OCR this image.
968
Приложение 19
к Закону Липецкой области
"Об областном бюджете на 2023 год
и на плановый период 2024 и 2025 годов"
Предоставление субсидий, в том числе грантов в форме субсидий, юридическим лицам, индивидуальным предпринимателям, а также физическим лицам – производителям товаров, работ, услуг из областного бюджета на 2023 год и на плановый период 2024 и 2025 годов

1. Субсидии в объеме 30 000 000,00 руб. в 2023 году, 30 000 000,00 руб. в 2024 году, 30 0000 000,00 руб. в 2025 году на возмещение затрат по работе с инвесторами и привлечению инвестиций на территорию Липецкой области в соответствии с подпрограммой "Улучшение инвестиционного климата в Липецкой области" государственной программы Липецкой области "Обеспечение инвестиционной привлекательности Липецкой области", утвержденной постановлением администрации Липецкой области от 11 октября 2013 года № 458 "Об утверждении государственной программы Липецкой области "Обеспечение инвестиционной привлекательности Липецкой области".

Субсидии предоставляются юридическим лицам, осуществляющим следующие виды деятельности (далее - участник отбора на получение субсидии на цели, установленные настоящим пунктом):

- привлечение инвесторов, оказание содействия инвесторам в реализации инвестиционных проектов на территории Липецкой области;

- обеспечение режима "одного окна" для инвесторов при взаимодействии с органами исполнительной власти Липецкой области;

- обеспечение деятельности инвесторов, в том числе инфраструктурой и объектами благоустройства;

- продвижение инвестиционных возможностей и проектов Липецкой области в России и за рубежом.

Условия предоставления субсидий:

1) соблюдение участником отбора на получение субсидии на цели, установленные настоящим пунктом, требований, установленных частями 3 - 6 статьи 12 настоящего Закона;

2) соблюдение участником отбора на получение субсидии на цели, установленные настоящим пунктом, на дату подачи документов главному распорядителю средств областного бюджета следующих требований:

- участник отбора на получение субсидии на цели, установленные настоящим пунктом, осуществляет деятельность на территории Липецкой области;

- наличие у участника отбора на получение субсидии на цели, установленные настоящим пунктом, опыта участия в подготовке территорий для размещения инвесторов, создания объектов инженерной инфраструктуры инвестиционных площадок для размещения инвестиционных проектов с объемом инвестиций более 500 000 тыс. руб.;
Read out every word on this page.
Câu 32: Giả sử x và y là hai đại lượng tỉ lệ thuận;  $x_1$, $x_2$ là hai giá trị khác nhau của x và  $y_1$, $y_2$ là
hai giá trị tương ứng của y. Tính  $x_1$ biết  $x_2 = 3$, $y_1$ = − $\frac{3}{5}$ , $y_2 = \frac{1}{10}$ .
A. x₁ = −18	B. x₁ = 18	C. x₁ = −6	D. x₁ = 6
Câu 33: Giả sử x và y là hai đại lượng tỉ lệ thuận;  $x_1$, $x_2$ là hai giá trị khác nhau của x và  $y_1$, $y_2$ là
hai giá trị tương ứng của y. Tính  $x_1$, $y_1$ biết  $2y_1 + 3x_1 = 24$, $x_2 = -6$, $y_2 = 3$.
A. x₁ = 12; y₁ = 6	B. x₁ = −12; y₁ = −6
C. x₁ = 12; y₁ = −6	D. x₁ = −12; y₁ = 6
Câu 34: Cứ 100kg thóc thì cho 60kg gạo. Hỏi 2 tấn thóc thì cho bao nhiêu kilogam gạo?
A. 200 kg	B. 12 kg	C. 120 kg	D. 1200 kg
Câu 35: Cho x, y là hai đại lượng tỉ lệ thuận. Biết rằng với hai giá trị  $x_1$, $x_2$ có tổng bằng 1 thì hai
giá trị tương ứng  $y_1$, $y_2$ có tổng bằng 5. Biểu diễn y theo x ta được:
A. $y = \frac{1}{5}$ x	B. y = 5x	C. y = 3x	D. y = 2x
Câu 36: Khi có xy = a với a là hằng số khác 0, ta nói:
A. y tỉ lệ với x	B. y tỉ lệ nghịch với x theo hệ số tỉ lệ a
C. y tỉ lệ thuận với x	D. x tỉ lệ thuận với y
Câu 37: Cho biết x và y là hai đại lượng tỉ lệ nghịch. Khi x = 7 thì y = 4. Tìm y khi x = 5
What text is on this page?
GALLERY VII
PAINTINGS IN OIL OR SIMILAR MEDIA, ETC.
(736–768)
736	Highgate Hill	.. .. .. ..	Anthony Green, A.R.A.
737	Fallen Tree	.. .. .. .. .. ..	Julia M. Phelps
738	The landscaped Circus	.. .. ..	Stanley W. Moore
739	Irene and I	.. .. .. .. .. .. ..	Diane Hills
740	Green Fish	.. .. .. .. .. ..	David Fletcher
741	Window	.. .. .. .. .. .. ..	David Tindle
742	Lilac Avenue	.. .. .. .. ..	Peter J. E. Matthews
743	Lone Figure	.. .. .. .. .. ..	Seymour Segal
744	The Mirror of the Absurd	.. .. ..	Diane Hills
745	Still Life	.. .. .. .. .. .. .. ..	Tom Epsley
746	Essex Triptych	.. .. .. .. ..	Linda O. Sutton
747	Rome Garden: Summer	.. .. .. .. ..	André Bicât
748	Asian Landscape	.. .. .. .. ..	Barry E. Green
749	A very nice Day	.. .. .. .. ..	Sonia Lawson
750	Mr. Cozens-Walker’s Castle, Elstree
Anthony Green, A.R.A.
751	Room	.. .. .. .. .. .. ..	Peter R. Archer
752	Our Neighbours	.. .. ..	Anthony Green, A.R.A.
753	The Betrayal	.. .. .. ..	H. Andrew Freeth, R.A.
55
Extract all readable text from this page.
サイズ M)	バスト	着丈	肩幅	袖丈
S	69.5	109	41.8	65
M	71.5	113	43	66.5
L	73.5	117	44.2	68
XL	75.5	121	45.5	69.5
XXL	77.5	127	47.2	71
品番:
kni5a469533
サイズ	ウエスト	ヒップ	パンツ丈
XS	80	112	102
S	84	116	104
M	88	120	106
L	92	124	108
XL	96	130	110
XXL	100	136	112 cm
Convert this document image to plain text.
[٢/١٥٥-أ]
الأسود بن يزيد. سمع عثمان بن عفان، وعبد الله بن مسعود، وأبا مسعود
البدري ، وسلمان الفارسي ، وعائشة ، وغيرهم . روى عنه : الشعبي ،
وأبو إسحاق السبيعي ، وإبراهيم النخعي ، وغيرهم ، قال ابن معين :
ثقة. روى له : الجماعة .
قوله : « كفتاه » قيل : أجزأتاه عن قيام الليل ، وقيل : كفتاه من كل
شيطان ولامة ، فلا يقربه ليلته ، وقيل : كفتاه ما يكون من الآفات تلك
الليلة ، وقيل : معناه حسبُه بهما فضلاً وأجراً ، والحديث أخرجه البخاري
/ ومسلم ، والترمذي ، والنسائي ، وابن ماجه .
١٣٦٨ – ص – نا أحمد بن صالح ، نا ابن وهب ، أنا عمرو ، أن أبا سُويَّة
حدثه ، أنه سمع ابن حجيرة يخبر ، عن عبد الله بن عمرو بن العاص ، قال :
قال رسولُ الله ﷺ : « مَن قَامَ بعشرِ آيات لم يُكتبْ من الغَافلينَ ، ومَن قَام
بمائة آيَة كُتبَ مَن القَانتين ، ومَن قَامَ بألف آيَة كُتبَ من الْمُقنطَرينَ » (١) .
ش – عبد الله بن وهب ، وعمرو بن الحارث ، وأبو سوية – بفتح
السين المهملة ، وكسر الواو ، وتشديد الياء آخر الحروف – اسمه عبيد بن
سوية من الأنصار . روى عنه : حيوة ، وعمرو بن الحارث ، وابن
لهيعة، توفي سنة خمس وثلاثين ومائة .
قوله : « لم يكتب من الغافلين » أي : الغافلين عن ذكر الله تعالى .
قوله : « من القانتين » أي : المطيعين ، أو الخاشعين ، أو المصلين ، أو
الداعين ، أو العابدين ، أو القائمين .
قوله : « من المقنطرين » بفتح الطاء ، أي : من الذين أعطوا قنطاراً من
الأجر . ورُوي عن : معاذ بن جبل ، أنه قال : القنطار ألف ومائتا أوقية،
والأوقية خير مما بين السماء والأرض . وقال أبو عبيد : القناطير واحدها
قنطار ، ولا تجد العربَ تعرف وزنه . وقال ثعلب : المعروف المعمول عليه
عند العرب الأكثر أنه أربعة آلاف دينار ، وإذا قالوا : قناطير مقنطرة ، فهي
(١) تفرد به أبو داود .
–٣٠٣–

^^^^

- [What is expected]
Identify which lines contain the word "وقيل" and copy each one.

- [Problem solution]
قوله : « كفتاه » قيل : أجزأتاه عن قيام الليل ، وقيل : كفتاه من كل
شيطان ولامة ، فلا يقربه ليلته ، وقيل : كفتاه ما يكون من الآفات تلك
الليلة ، وقيل : معناه حسبُه بهما فضلاً وأجراً ، والحديث أخرجه البخاري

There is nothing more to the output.